• Set task:
Output the full listing word for word.

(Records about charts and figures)
——

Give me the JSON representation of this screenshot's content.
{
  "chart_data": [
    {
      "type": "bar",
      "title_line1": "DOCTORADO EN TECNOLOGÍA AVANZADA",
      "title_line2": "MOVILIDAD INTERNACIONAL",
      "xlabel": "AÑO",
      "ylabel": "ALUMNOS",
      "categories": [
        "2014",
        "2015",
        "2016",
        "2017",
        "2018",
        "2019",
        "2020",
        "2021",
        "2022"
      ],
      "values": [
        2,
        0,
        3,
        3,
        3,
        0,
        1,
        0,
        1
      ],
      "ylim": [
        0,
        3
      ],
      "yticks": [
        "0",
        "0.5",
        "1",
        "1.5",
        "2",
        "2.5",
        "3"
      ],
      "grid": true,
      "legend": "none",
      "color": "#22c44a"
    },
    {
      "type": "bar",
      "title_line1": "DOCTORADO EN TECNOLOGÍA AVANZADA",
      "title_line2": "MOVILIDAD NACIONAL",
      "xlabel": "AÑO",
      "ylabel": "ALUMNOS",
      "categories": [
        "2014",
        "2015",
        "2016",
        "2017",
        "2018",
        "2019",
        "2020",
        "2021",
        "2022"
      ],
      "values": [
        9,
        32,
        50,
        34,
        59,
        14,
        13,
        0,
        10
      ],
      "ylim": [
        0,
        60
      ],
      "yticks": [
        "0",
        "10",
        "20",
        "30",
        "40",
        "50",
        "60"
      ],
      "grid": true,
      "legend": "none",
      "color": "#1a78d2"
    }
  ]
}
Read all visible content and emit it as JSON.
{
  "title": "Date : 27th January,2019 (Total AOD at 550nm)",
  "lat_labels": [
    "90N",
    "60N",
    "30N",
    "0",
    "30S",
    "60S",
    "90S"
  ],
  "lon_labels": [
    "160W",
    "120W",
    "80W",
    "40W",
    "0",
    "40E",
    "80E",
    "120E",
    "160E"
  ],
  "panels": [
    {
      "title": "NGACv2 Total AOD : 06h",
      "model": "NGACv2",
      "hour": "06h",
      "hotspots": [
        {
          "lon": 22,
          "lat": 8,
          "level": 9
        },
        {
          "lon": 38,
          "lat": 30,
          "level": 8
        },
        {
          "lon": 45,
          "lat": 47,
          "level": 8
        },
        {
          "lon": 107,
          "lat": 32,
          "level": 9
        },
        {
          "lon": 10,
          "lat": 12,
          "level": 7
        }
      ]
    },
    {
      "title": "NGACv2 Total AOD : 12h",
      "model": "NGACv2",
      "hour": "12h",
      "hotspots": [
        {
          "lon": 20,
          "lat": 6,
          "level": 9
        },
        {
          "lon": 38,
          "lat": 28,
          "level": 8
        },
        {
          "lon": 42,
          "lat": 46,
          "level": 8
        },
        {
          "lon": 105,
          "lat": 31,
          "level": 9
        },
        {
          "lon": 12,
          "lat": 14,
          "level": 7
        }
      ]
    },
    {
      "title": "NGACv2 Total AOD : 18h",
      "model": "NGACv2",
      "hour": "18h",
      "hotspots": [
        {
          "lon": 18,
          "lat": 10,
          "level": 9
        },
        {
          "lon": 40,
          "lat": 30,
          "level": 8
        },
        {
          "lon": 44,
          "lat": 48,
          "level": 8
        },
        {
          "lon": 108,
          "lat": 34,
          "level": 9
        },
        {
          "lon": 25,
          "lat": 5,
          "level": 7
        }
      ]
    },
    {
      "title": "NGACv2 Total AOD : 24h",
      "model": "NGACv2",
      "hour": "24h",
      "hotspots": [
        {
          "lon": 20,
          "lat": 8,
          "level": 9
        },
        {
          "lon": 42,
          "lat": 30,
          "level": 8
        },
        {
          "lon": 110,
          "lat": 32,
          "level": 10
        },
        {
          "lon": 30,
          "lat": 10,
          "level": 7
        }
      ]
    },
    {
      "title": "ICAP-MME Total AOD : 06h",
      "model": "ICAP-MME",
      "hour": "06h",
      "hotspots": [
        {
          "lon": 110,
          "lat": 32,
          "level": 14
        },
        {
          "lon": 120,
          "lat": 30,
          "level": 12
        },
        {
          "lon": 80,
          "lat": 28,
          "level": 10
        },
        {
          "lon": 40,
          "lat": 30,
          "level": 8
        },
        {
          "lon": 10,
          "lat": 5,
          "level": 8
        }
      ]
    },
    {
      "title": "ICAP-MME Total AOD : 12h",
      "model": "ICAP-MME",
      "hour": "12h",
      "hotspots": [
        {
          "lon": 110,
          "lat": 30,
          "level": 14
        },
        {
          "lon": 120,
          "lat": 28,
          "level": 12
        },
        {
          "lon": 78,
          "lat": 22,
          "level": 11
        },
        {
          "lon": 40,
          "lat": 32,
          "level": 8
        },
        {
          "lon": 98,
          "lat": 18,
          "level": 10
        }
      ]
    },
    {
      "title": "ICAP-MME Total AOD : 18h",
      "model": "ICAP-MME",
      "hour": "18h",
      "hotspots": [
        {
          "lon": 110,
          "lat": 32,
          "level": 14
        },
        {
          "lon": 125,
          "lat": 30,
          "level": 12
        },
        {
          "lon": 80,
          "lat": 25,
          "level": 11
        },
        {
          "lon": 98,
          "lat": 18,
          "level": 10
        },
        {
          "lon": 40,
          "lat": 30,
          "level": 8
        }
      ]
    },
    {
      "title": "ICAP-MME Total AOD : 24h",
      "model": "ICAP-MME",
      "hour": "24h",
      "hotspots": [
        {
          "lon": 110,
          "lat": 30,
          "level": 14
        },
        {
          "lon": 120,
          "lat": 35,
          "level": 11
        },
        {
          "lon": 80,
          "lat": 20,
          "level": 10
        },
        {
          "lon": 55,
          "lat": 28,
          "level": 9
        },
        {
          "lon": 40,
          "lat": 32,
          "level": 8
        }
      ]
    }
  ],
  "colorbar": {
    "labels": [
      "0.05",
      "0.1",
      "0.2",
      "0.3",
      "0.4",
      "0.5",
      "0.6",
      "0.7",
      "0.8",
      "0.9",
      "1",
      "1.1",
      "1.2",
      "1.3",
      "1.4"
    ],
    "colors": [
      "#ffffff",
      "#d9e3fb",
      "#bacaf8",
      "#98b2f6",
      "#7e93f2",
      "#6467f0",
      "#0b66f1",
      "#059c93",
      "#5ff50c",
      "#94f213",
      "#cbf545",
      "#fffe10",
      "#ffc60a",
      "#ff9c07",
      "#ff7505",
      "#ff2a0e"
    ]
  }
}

——

• Task result:
Give me the JSON representation of this screenshot's content.
{
  "chart_data": [
    {
      "type": "bar",
      "title_line1": "DOCTORADO EN TECNOLOGÍA AVANZADA",
      "title_line2": "MOVILIDAD INTERNACIONAL",
      "xlabel": "AÑO",
      "ylabel": "ALUMNOS",
      "categories": [
        "2014",
        "2015",
        "2016",
        "2017",
        "2018",
        "2019",
        "2020",
        "2021",
        "2022"
      ],
      "values": [
        2,
        0,
        3,
        3,
        3,
        0,
        1,
        0,
        1
      ],
      "ylim": [
        0,
        3
      ],
      "yticks": [
        "0",
        "0.5",
        "1",
        "1.5",
        "2",
        "2.5",
        "3"
      ],
      "grid": true,
      "legend": "none",
      "color": "#22c44a"
    },
    {
      "type": "bar",
      "title_line1": "DOCTORADO EN TECNOLOGÍA AVANZADA",
      "title_line2": "MOVILIDAD NACIONAL",
      "xlabel": "AÑO",
      "ylabel": "ALUMNOS",
      "categories": [
        "2014",
        "2015",
        "2016",
        "2017",
        "2018",
        "2019",
        "2020",
        "2021",
        "2022"
      ],
      "values": [
        9,
        32,
        50,
        34,
        59,
        14,
        13,
        0,
        10
      ],
      "ylim": [
        0,
        60
      ],
      "yticks": [
        "0",
        "10",
        "20",
        "30",
        "40",
        "50",
        "60"
      ],
      "grid": true,
      "legend": "none",
      "color": "#1a78d2"
    }
  ]
}
Read all visible content and emit it as JSON.
{
  "title": "Date : 27th January,2019 (Total AOD at 550nm)",
  "lat_labels": [
    "90N",
    "60N",
    "30N",
    "0",
    "30S",
    "60S",
    "90S"
  ],
  "lon_labels": [
    "160W",
    "120W",
    "80W",
    "40W",
    "0",
    "40E",
    "80E",
    "120E",
    "160E"
  ],
  "panels": [
    {
      "title": "NGACv2 Total AOD : 06h",
      "model": "NGACv2",
      "hour": "06h",
      "hotspots": [
        {
          "lon": 22,
          "lat": 8,
          "level": 9
        },
        {
          "lon": 38,
          "lat": 30,
          "level": 8
        },
        {
          "lon": 45,
          "lat": 47,
          "level": 8
        },
        {
          "lon": 107,
          "lat": 32,
          "level": 9
        },
        {
          "lon": 10,
          "lat": 12,
          "level": 7
        }
      ]
    },
    {
      "title": "NGACv2 Total AOD : 12h",
      "model": "NGACv2",
      "hour": "12h",
      "hotspots": [
        {
          "lon": 20,
          "lat": 6,
          "level": 9
        },
        {
          "lon": 38,
          "lat": 28,
          "level": 8
        },
        {
          "lon": 42,
          "lat": 46,
          "level": 8
        },
        {
          "lon": 105,
          "lat": 31,
          "level": 9
        },
        {
          "lon": 12,
          "lat": 14,
          "level": 7
        }
      ]
    },
    {
      "title": "NGACv2 Total AOD : 18h",
      "model": "NGACv2",
      "hour": "18h",
      "hotspots": [
        {
          "lon": 18,
          "lat": 10,
          "level": 9
        },
        {
          "lon": 40,
          "lat": 30,
          "level": 8
        },
        {
          "lon": 44,
          "lat": 48,
          "level": 8
        },
        {
          "lon": 108,
          "lat": 34,
          "level": 9
        },
        {
          "lon": 25,
          "lat": 5,
          "level": 7
        }
      ]
    },
    {
      "title": "NGACv2 Total AOD : 24h",
      "model": "NGACv2",
      "hour": "24h",
      "hotspots": [
        {
          "lon": 20,
          "lat": 8,
          "level": 9
        },
        {
          "lon": 42,
          "lat": 30,
          "level": 8
        },
        {
          "lon": 110,
          "lat": 32,
          "level": 10
        },
        {
          "lon": 30,
          "lat": 10,
          "level": 7
        }
      ]
    },
    {
      "title": "ICAP-MME Total AOD : 06h",
      "model": "ICAP-MME",
      "hour": "06h",
      "hotspots": [
        {
          "lon": 110,
          "lat": 32,
          "level": 14
        },
        {
          "lon": 120,
          "lat": 30,
          "level": 12
        },
        {
          "lon": 80,
          "lat": 28,
          "level": 10
        },
        {
          "lon": 40,
          "lat": 30,
          "level": 8
        },
        {
          "lon": 10,
          "lat": 5,
          "level": 8
        }
      ]
    },
    {
      "title": "ICAP-MME Total AOD : 12h",
      "model": "ICAP-MME",
      "hour": "12h",
      "hotspots": [
        {
          "lon": 110,
          "lat": 30,
          "level": 14
        },
        {
          "lon": 120,
          "lat": 28,
          "level": 12
        },
        {
          "lon": 78,
          "lat": 22,
          "level": 11
        },
        {
          "lon": 40,
          "lat": 32,
          "level": 8
        },
        {
          "lon": 98,
          "lat": 18,
          "level": 10
        }
      ]
    },
    {
      "title": "ICAP-MME Total AOD : 18h",
      "model": "ICAP-MME",
      "hour": "18h",
      "hotspots": [
        {
          "lon": 110,
          "lat": 32,
          "level": 14
        },
        {
          "lon": 125,
          "lat": 30,
          "level": 12
        },
        {
          "lon": 80,
          "lat": 25,
          "level": 11
        },
        {
          "lon": 98,
          "lat": 18,
          "level": 10
        },
        {
          "lon": 40,
          "lat": 30,
          "level": 8
        }
      ]
    },
    {
      "title": "ICAP-MME Total AOD : 24h",
      "model": "ICAP-MME",
      "hour": "24h",
      "hotspots": [
        {
          "lon": 110,
          "lat": 30,
          "level": 14
        },
        {
          "lon": 120,
          "lat": 35,
          "level": 11
        },
        {
          "lon": 80,
          "lat": 20,
          "level": 10
        },
        {
          "lon": 55,
          "lat": 28,
          "level": 9
        },
        {
          "lon": 40,
          "lat": 32,
          "level": 8
        }
      ]
    }
  ],
  "colorbar": {
    "labels": [
      "0.05",
      "0.1",
      "0.2",
      "0.3",
      "0.4",
      "0.5",
      "0.6",
      "0.7",
      "0.8",
      "0.9",
      "1",
      "1.1",
      "1.2",
      "1.3",
      "1.4"
    ],
    "colors": [
      "#ffffff",
      "#d9e3fb",
      "#bacaf8",
      "#98b2f6",
      "#7e93f2",
      "#6467f0",
      "#0b66f1",
      "#059c93",
      "#5ff50c",
      "#94f213",
      "#cbf545",
      "#fffe10",
      "#ffc60a",
      "#ff9c07",
      "#ff7505",
      "#ff2a0e"
    ]
  }
}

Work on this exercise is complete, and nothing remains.